Dataset records:
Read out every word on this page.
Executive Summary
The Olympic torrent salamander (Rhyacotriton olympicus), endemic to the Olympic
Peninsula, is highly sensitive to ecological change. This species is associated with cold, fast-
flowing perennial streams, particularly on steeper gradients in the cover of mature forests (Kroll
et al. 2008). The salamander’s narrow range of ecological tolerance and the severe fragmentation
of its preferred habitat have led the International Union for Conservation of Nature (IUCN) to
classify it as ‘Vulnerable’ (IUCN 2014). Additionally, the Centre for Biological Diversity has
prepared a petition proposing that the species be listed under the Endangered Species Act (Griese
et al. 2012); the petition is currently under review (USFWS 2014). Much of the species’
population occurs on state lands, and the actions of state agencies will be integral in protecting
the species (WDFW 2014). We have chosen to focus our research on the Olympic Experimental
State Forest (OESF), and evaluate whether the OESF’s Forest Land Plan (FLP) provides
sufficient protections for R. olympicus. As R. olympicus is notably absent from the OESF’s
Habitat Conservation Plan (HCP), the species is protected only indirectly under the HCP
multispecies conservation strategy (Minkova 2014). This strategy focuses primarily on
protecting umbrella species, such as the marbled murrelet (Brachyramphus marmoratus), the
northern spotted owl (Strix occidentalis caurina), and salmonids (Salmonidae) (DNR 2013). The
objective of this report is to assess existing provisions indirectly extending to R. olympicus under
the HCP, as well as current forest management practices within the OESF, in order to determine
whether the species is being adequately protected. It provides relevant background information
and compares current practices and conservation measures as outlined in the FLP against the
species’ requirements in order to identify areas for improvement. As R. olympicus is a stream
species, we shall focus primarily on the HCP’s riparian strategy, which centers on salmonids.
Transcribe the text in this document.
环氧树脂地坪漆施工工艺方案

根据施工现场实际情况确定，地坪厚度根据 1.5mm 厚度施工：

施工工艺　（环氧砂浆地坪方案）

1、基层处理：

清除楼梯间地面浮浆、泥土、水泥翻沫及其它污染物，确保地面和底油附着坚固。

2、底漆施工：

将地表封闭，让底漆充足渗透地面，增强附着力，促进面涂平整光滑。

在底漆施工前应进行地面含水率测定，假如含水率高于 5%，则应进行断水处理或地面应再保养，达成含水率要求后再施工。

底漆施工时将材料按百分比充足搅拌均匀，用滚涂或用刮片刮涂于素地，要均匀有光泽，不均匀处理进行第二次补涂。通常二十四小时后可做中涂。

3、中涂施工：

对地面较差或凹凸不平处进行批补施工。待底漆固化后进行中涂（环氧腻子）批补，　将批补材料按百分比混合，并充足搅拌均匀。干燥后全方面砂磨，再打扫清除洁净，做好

What you need to do:
Transcribe the records above exactly, but only from the line that contains "Transcribe the text in this document." through their final line, inclusive.

Answer:
Transcribe the text in this document.
环氧树脂地坪漆施工工艺方案

根据施工现场实际情况确定，地坪厚度根据 1.5mm 厚度施工：

施工工艺　（环氧砂浆地坪方案）

1、基层处理：

清除楼梯间地面浮浆、泥土、水泥翻沫及其它污染物，确保地面和底油附着坚固。

2、底漆施工：

将地表封闭，让底漆充足渗透地面，增强附着力，促进面涂平整光滑。

在底漆施工前应进行地面含水率测定，假如含水率高于 5%，则应进行断水处理或地面应再保养，达成含水率要求后再施工。

底漆施工时将材料按百分比充足搅拌均匀，用滚涂或用刮片刮涂于素地，要均匀有光泽，不均匀处理进行第二次补涂。通常二十四小时后可做中涂。

3、中涂施工：

对地面较差或凹凸不平处进行批补施工。待底漆固化后进行中涂（环氧腻子）批补，　将批补材料按百分比混合，并充足搅拌均匀。干燥后全方面砂磨，再打扫清除洁净，做好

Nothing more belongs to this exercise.